# Directions:
Copy each line exactly. Leave nothing out.

# Dataset records:
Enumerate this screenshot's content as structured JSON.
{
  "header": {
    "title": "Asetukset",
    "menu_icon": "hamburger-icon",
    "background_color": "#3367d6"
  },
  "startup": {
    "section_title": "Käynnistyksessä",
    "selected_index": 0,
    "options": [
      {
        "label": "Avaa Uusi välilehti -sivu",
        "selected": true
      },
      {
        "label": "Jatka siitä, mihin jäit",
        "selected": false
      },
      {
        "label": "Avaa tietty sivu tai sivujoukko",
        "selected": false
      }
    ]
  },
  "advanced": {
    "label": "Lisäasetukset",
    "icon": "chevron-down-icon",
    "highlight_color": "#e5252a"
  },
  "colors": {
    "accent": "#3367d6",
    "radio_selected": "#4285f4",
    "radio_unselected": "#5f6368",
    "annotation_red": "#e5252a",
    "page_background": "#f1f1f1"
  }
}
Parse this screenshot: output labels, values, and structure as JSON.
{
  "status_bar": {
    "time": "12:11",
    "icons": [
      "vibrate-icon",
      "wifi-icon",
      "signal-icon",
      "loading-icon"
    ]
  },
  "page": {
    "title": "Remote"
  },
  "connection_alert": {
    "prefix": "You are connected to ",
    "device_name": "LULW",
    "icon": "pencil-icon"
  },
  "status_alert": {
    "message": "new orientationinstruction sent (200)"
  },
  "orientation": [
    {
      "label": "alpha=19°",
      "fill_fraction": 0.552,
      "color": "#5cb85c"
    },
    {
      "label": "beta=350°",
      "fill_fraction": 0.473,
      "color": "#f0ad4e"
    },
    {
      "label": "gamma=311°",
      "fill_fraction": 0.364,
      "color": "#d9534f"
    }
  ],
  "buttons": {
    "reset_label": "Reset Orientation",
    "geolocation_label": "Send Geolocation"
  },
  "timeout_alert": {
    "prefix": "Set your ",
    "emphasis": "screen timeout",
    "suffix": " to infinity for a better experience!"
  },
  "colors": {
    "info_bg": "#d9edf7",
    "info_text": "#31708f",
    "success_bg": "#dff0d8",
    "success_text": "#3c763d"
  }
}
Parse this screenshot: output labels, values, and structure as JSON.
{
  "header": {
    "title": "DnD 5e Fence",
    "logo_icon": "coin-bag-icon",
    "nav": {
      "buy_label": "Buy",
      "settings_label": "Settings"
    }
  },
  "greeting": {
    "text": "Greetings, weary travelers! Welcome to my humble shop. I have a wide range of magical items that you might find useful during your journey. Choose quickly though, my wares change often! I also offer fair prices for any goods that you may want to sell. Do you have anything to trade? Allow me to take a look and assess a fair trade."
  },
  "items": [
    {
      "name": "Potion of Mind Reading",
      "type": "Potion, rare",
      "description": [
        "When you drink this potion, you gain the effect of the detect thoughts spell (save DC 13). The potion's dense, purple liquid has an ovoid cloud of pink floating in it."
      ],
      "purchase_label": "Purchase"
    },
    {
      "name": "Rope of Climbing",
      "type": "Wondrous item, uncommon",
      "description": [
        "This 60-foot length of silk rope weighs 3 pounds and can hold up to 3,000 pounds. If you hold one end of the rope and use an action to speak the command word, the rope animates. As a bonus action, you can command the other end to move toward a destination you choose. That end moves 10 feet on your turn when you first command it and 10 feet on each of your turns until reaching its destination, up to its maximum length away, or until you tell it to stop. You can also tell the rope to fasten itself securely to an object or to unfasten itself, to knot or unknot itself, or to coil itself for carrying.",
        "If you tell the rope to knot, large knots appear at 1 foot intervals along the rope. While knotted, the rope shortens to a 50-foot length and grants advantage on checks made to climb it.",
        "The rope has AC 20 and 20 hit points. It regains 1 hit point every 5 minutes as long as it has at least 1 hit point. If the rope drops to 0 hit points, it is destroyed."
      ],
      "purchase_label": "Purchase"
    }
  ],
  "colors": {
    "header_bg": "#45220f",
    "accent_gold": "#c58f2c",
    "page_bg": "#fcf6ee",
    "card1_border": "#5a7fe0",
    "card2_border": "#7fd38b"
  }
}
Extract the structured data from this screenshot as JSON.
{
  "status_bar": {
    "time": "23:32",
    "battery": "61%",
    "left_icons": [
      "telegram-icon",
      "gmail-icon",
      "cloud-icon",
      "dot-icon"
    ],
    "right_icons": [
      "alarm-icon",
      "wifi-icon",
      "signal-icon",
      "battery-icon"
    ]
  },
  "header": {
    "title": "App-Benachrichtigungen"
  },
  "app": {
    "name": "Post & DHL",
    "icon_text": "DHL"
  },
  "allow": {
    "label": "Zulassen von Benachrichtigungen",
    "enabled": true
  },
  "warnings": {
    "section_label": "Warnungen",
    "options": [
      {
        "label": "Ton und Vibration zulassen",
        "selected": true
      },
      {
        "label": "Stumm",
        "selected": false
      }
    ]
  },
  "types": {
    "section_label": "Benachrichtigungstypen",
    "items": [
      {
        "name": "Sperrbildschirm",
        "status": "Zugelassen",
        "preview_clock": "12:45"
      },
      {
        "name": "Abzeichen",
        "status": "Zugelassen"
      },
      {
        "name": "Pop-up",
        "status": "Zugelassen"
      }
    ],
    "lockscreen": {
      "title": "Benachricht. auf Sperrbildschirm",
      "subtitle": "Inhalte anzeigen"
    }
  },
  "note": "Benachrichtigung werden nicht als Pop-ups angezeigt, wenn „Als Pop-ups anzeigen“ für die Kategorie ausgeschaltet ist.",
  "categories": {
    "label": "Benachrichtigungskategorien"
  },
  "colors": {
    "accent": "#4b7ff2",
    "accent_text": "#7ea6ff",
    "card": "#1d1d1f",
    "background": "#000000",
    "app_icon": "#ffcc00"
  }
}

# Task solution:
Enumerate this screenshot's content as structured JSON.
{
  "header": {
    "title": "Asetukset",
    "menu_icon": "hamburger-icon",
    "background_color": "#3367d6"
  },
  "startup": {
    "section_title": "Käynnistyksessä",
    "selected_index": 0,
    "options": [
      {
        "label": "Avaa Uusi välilehti -sivu",
        "selected": true
      },
      {
        "label": "Jatka siitä, mihin jäit",
        "selected": false
      },
      {
        "label": "Avaa tietty sivu tai sivujoukko",
        "selected": false
      }
    ]
  },
  "advanced": {
    "label": "Lisäasetukset",
    "icon": "chevron-down-icon",
    "highlight_color": "#e5252a"
  },
  "colors": {
    "accent": "#3367d6",
    "radio_selected": "#4285f4",
    "radio_unselected": "#5f6368",
    "annotation_red": "#e5252a",
    "page_background": "#f1f1f1"
  }
}
Parse this screenshot: output labels, values, and structure as JSON.
{
  "status_bar": {
    "time": "12:11",
    "icons": [
      "vibrate-icon",
      "wifi-icon",
      "signal-icon",
      "loading-icon"
    ]
  },
  "page": {
    "title": "Remote"
  },
  "connection_alert": {
    "prefix": "You are connected to ",
    "device_name": "LULW",
    "icon": "pencil-icon"
  },
  "status_alert": {
    "message": "new orientationinstruction sent (200)"
  },
  "orientation": [
    {
      "label": "alpha=19°",
      "fill_fraction": 0.552,
      "color": "#5cb85c"
    },
    {
      "label": "beta=350°",
      "fill_fraction": 0.473,
      "color": "#f0ad4e"
    },
    {
      "label": "gamma=311°",
      "fill_fraction": 0.364,
      "color": "#d9534f"
    }
  ],
  "buttons": {
    "reset_label": "Reset Orientation",
    "geolocation_label": "Send Geolocation"
  },
  "timeout_alert": {
    "prefix": "Set your ",
    "emphasis": "screen timeout",
    "suffix": " to infinity for a better experience!"
  },
  "colors": {
    "info_bg": "#d9edf7",
    "info_text": "#31708f",
    "success_bg": "#dff0d8",
    "success_text": "#3c763d"
  }
}
Parse this screenshot: output labels, values, and structure as JSON.
{
  "header": {
    "title": "DnD 5e Fence",
    "logo_icon": "coin-bag-icon",
    "nav": {
      "buy_label": "Buy",
      "settings_label": "Settings"
    }
  },
  "greeting": {
    "text": "Greetings, weary travelers! Welcome to my humble shop. I have a wide range of magical items that you might find useful during your journey. Choose quickly though, my wares change often! I also offer fair prices for any goods that you may want to sell. Do you have anything to trade? Allow me to take a look and assess a fair trade."
  },
  "items": [
    {
      "name": "Potion of Mind Reading",
      "type": "Potion, rare",
      "description": [
        "When you drink this potion, you gain the effect of the detect thoughts spell (save DC 13). The potion's dense, purple liquid has an ovoid cloud of pink floating in it."
      ],
      "purchase_label": "Purchase"
    },
    {
      "name": "Rope of Climbing",
      "type": "Wondrous item, uncommon",
      "description": [
        "This 60-foot length of silk rope weighs 3 pounds and can hold up to 3,000 pounds. If you hold one end of the rope and use an action to speak the command word, the rope animates. As a bonus action, you can command the other end to move toward a destination you choose. That end moves 10 feet on your turn when you first command it and 10 feet on each of your turns until reaching its destination, up to its maximum length away, or until you tell it to stop. You can also tell the rope to fasten itself securely to an object or to unfasten itself, to knot or unknot itself, or to coil itself for carrying.",
        "If you tell the rope to knot, large knots appear at 1 foot intervals along the rope. While knotted, the rope shortens to a 50-foot length and grants advantage on checks made to climb it.",
        "The rope has AC 20 and 20 hit points. It regains 1 hit point every 5 minutes as long as it has at least 1 hit point. If the rope drops to 0 hit points, it is destroyed."
      ],
      "purchase_label": "Purchase"
    }
  ],
  "colors": {
    "header_bg": "#45220f",
    "accent_gold": "#c58f2c",
    "page_bg": "#fcf6ee",
    "card1_border": "#5a7fe0",
    "card2_border": "#7fd38b"
  }
}
Extract the structured data from this screenshot as JSON.
{
  "status_bar": {
    "time": "23:32",
    "battery": "61%",
    "left_icons": [
      "telegram-icon",
      "gmail-icon",
      "cloud-icon",
      "dot-icon"
    ],
    "right_icons": [
      "alarm-icon",
      "wifi-icon",
      "signal-icon",
      "battery-icon"
    ]
  },
  "header": {
    "title": "App-Benachrichtigungen"
  },
  "app": {
    "name": "Post & DHL",
    "icon_text": "DHL"
  },
  "allow": {
    "label": "Zulassen von Benachrichtigungen",
    "enabled": true
  },
  "warnings": {
    "section_label": "Warnungen",
    "options": [
      {
        "label": "Ton und Vibration zulassen",
        "selected": true
      },
      {
        "label": "Stumm",
        "selected": false
      }
    ]
  },
  "types": {
    "section_label": "Benachrichtigungstypen",
    "items": [
      {
        "name": "Sperrbildschirm",
        "status": "Zugelassen",
        "preview_clock": "12:45"
      },
      {
        "name": "Abzeichen",
        "status": "Zugelassen"
      },
      {
        "name": "Pop-up",
        "status": "Zugelassen"
      }
    ],
    "lockscreen": {
      "title": "Benachricht. auf Sperrbildschirm",
      "subtitle": "Inhalte anzeigen"
    }
  },
  "note": "Benachrichtigung werden nicht als Pop-ups angezeigt, wenn „Als Pop-ups anzeigen“ für die Kategorie ausgeschaltet ist.",
  "categories": {
    "label": "Benachrichtigungskategorien"
  },
  "colors": {
    "accent": "#4b7ff2",
    "accent_text": "#7ea6ff",
    "card": "#1d1d1f",
    "background": "#000000",
    "app_icon": "#ffcc00"
  }
}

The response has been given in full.